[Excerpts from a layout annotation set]

####################

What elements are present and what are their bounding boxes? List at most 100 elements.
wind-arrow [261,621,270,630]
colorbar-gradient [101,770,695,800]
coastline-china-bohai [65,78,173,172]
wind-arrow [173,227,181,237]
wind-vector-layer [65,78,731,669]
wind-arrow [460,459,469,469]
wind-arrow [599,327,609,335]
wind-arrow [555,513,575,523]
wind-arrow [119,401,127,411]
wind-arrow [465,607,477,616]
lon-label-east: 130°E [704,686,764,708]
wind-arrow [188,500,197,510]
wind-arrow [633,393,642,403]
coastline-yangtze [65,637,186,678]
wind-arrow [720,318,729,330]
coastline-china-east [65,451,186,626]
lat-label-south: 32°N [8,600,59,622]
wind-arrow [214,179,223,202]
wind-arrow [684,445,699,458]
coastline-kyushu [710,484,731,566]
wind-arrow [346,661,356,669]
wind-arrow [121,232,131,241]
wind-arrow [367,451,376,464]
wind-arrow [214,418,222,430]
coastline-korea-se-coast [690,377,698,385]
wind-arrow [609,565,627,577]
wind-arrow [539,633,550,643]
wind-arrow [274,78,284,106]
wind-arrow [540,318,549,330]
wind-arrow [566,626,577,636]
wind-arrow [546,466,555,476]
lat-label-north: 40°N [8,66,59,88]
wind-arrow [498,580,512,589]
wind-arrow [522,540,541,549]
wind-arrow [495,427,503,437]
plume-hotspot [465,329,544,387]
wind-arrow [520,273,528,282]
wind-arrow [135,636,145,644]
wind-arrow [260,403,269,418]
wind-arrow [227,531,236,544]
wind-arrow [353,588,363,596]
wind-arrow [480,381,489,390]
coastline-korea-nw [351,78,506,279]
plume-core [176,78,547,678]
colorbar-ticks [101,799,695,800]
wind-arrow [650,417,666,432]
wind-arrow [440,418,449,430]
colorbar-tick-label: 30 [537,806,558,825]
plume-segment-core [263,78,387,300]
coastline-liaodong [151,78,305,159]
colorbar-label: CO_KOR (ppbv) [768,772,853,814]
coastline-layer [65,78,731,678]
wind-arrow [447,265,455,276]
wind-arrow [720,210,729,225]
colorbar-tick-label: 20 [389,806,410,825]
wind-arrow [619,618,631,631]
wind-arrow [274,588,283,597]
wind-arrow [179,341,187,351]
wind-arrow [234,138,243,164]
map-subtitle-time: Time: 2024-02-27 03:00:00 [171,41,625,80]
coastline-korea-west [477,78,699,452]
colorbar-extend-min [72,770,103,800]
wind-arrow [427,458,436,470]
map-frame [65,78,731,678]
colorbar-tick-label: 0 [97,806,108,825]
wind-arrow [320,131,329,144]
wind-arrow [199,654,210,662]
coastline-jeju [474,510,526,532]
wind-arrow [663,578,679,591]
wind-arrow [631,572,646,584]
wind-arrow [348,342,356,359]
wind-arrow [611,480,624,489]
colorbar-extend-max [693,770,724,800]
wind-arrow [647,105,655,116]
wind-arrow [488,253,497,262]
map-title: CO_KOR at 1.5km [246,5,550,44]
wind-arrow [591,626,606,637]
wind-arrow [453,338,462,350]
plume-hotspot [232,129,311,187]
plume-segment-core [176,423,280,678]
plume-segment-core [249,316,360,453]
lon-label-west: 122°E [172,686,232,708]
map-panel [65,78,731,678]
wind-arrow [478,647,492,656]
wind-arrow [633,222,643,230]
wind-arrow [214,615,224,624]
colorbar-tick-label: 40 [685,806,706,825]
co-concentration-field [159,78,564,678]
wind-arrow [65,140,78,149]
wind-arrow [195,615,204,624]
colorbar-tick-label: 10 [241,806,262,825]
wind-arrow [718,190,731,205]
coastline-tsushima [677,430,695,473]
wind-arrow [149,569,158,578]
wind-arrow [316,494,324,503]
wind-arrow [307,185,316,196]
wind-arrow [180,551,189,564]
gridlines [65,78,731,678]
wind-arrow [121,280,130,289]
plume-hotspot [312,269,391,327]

####################

Find each line in the listing that contains the string "extend", and copy those lines out in full.

colorbar-extend-min [72,770,103,800]
colorbar-extend-max [693,770,724,800]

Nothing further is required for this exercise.